What to produce
Below is the data. Give it again, complete and exact.

## START Data lines

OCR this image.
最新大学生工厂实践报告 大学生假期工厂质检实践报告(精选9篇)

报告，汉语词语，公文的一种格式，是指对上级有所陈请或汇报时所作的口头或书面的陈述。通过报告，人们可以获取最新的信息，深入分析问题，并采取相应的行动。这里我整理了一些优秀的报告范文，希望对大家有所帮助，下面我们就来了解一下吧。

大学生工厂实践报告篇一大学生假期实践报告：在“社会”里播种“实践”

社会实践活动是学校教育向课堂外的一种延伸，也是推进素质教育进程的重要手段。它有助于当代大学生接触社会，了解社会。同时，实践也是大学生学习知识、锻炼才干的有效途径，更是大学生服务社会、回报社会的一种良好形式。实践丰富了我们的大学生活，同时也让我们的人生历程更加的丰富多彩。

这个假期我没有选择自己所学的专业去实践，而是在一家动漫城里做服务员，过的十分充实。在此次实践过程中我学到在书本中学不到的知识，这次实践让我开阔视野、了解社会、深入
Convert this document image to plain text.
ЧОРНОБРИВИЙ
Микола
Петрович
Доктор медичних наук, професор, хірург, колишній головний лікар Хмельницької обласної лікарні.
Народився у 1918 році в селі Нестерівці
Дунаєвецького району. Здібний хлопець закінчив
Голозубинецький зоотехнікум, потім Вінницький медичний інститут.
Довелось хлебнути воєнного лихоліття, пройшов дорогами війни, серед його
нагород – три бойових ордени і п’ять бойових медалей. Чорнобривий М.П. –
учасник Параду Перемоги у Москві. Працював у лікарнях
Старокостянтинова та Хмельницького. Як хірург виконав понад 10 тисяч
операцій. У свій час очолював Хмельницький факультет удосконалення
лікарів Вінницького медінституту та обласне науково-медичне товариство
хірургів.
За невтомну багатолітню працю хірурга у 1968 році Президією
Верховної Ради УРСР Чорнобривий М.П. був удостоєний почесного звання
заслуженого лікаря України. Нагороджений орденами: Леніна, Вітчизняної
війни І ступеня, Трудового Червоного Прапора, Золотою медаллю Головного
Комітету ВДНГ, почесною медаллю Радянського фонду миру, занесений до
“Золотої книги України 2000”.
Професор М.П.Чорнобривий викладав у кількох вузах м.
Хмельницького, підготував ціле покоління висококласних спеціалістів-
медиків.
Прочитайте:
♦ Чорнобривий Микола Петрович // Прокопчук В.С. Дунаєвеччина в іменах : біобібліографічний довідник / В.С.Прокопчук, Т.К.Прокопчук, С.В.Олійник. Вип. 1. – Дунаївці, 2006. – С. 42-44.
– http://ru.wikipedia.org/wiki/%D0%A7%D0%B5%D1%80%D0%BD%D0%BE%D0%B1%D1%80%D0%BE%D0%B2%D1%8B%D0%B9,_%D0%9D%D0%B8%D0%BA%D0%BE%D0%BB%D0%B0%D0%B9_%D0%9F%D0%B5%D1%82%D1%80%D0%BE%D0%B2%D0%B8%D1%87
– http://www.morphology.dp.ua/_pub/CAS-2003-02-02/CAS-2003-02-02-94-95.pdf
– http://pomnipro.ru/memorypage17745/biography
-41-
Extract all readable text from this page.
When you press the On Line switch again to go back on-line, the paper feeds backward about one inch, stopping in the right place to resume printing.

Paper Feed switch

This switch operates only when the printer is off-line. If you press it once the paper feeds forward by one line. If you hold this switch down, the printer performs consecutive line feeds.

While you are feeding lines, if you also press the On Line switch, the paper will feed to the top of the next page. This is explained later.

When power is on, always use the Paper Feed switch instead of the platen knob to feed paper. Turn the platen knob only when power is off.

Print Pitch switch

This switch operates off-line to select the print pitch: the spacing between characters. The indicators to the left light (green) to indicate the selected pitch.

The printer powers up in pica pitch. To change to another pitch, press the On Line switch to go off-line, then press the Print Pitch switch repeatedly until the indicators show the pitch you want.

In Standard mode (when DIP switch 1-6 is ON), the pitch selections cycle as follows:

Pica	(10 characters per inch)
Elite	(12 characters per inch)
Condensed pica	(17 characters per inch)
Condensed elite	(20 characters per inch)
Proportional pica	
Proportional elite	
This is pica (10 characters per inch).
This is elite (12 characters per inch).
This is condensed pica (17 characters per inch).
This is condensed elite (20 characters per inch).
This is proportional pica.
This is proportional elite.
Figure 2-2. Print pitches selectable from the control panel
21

## END Data lines

Response
OCR this image.
最新大学生工厂实践报告 大学生假期工厂质检实践报告(精选9篇)

报告，汉语词语，公文的一种格式，是指对上级有所陈请或汇报时所作的口头或书面的陈述。通过报告，人们可以获取最新的信息，深入分析问题，并采取相应的行动。这里我整理了一些优秀的报告范文，希望对大家有所帮助，下面我们就来了解一下吧。

大学生工厂实践报告篇一大学生假期实践报告：在“社会”里播种“实践”

社会实践活动是学校教育向课堂外的一种延伸，也是推进素质教育进程的重要手段。它有助于当代大学生接触社会，了解社会。同时，实践也是大学生学习知识、锻炼才干的有效途径，更是大学生服务社会、回报社会的一种良好形式。实践丰富了我们的大学生活，同时也让我们的人生历程更加的丰富多彩。

这个假期我没有选择自己所学的专业去实践，而是在一家动漫城里做服务员，过的十分充实。在此次实践过程中我学到在书本中学不到的知识，这次实践让我开阔视野、了解社会、深入
Convert this document image to plain text.
ЧОРНОБРИВИЙ
Микола
Петрович
Доктор медичних наук, професор, хірург, колишній головний лікар Хмельницької обласної лікарні.
Народився у 1918 році в селі Нестерівці
Дунаєвецького району. Здібний хлопець закінчив
Голозубинецький зоотехнікум, потім Вінницький медичний інститут.
Довелось хлебнути воєнного лихоліття, пройшов дорогами війни, серед його
нагород – три бойових ордени і п’ять бойових медалей. Чорнобривий М.П. –
учасник Параду Перемоги у Москві. Працював у лікарнях
Старокостянтинова та Хмельницького. Як хірург виконав понад 10 тисяч
операцій. У свій час очолював Хмельницький факультет удосконалення
лікарів Вінницького медінституту та обласне науково-медичне товариство
хірургів.
За невтомну багатолітню працю хірурга у 1968 році Президією
Верховної Ради УРСР Чорнобривий М.П. був удостоєний почесного звання
заслуженого лікаря України. Нагороджений орденами: Леніна, Вітчизняної
війни І ступеня, Трудового Червоного Прапора, Золотою медаллю Головного
Комітету ВДНГ, почесною медаллю Радянського фонду миру, занесений до
“Золотої книги України 2000”.
Професор М.П.Чорнобривий викладав у кількох вузах м.
Хмельницького, підготував ціле покоління висококласних спеціалістів-
медиків.
Прочитайте:
♦ Чорнобривий Микола Петрович // Прокопчук В.С. Дунаєвеччина в іменах : біобібліографічний довідник / В.С.Прокопчук, Т.К.Прокопчук, С.В.Олійник. Вип. 1. – Дунаївці, 2006. – С. 42-44.
– http://ru.wikipedia.org/wiki/%D0%A7%D0%B5%D1%80%D0%BD%D0%BE%D0%B1%D1%80%D0%BE%D0%B2%D1%8B%D0%B9,_%D0%9D%D0%B8%D0%BA%D0%BE%D0%BB%D0%B0%D0%B9_%D0%9F%D0%B5%D1%82%D1%80%D0%BE%D0%B2%D0%B8%D1%87
– http://www.morphology.dp.ua/_pub/CAS-2003-02-02/CAS-2003-02-02-94-95.pdf
– http://pomnipro.ru/memorypage17745/biography
-41-
Extract all readable text from this page.
When you press the On Line switch again to go back on-line, the paper feeds backward about one inch, stopping in the right place to resume printing.

Paper Feed switch

This switch operates only when the printer is off-line. If you press it once the paper feeds forward by one line. If you hold this switch down, the printer performs consecutive line feeds.

While you are feeding lines, if you also press the On Line switch, the paper will feed to the top of the next page. This is explained later.

When power is on, always use the Paper Feed switch instead of the platen knob to feed paper. Turn the platen knob only when power is off.

Print Pitch switch

This switch operates off-line to select the print pitch: the spacing between characters. The indicators to the left light (green) to indicate the selected pitch.

The printer powers up in pica pitch. To change to another pitch, press the On Line switch to go off-line, then press the Print Pitch switch repeatedly until the indicators show the pitch you want.

In Standard mode (when DIP switch 1-6 is ON), the pitch selections cycle as follows:

Pica	(10 characters per inch)
Elite	(12 characters per inch)
Condensed pica	(17 characters per inch)
Condensed elite	(20 characters per inch)
Proportional pica	
Proportional elite	
This is pica (10 characters per inch).
This is elite (12 characters per inch).
This is condensed pica (17 characters per inch).
This is condensed elite (20 characters per inch).
This is proportional pica.
This is proportional elite.
Figure 2-2. Print pitches selectable from the control panel
21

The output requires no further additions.